- _Stated task_
Using the listing beneath this task, count the lines with the word "власти" and write only the result.

- _Data records_
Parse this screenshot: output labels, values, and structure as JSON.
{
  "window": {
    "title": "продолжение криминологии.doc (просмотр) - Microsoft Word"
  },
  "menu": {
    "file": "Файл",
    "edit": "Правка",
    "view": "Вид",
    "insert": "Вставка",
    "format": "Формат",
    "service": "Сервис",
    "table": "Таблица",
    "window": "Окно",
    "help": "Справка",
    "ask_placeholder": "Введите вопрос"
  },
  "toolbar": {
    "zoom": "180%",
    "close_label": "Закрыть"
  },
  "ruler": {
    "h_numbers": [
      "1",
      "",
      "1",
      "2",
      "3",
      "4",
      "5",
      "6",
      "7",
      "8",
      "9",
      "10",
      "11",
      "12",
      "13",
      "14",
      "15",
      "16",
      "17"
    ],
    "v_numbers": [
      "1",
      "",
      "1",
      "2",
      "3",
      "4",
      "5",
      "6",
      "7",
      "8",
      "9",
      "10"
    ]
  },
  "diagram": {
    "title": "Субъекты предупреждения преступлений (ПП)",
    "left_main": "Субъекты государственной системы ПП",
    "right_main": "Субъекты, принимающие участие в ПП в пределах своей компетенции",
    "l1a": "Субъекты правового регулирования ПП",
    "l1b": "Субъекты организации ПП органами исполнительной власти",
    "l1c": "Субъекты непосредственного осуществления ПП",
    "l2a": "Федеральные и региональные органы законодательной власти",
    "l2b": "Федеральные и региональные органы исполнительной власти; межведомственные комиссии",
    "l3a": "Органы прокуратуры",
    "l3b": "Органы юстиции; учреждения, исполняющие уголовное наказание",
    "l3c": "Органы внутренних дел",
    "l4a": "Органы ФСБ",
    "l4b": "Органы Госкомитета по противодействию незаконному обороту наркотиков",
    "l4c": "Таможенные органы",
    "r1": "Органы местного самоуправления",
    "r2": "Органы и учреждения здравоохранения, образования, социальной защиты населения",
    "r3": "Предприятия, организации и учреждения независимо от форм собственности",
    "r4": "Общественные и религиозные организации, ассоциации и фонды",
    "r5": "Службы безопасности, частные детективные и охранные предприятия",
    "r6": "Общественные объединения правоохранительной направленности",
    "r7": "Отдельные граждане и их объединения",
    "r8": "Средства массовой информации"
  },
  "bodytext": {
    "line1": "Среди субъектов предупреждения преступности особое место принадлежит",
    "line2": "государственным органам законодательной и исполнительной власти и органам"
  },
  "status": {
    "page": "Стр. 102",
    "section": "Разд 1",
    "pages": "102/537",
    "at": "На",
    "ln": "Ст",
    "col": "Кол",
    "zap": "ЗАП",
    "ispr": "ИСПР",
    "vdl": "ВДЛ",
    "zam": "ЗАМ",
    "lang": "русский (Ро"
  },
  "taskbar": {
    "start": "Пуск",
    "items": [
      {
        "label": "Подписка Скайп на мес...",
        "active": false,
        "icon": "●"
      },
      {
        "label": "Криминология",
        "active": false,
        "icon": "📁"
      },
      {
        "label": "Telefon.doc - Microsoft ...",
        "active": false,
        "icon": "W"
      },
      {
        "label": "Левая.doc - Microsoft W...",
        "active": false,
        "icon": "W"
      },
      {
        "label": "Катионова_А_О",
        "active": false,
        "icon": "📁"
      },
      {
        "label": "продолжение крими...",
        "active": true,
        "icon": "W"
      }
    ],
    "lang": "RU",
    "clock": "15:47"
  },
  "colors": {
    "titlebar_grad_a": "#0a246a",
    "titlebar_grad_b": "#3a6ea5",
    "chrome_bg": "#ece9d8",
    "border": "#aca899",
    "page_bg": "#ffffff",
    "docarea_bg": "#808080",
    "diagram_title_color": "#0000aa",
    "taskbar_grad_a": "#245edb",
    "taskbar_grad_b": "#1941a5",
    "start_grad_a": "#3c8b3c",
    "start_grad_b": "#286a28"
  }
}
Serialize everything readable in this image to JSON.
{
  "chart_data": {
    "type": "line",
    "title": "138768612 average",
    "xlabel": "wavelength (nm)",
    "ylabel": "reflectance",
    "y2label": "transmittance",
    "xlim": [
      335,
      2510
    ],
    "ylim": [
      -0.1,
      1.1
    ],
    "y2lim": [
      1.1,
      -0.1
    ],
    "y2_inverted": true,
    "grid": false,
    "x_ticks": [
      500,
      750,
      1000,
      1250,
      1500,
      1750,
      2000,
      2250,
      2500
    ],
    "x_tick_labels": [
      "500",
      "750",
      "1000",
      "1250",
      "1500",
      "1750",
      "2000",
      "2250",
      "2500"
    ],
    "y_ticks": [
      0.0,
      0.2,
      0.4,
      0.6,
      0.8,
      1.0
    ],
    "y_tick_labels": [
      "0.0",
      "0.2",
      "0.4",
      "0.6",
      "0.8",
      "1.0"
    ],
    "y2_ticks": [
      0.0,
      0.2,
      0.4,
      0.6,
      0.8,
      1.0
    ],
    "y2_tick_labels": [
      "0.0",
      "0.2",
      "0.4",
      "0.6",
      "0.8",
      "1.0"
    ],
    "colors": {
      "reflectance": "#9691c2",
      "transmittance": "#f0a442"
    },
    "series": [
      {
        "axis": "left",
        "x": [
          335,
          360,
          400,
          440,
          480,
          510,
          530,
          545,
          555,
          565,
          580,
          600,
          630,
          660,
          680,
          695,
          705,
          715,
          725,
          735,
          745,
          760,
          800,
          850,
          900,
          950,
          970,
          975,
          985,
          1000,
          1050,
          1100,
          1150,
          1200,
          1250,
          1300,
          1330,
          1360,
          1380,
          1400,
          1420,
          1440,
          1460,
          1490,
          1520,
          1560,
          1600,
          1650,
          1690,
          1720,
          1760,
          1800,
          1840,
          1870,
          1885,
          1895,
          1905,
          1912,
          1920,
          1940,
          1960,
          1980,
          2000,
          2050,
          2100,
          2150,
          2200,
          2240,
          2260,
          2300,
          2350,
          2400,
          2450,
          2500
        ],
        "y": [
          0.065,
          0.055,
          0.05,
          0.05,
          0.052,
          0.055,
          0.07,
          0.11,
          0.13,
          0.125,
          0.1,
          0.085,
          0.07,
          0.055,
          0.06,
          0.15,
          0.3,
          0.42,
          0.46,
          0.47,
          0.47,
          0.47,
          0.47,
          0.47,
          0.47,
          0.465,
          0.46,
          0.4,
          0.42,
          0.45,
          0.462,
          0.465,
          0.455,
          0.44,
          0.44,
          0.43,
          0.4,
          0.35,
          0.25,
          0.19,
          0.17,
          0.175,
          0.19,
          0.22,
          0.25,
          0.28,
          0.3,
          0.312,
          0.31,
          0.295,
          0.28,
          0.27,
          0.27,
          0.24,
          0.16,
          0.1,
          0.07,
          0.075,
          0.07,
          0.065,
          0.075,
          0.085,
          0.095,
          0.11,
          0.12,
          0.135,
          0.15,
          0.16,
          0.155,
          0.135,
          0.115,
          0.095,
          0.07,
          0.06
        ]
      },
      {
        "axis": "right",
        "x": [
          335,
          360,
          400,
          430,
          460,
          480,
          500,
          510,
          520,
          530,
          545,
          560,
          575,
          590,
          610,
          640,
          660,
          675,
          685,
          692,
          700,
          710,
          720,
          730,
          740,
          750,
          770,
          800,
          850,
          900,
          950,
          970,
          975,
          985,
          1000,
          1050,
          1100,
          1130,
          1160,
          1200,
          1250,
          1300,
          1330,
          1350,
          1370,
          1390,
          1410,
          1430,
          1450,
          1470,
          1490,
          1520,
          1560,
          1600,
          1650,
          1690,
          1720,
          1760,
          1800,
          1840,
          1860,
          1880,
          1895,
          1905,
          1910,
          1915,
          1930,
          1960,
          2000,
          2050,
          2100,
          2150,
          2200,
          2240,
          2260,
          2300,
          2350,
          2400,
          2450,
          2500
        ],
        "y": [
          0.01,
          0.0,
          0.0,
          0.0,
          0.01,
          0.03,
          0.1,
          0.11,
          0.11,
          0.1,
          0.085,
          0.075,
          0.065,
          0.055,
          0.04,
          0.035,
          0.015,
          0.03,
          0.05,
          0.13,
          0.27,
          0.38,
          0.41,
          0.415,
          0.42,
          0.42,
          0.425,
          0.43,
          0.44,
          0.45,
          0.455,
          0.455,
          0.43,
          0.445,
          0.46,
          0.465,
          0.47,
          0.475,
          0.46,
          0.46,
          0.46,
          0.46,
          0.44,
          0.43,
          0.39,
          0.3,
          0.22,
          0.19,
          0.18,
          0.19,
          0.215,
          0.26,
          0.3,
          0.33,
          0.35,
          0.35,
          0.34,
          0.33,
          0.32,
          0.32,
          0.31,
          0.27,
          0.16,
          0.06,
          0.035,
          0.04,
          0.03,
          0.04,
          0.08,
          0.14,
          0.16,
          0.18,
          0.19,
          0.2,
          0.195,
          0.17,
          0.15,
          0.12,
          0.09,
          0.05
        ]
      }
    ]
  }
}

- _Problem solution_
4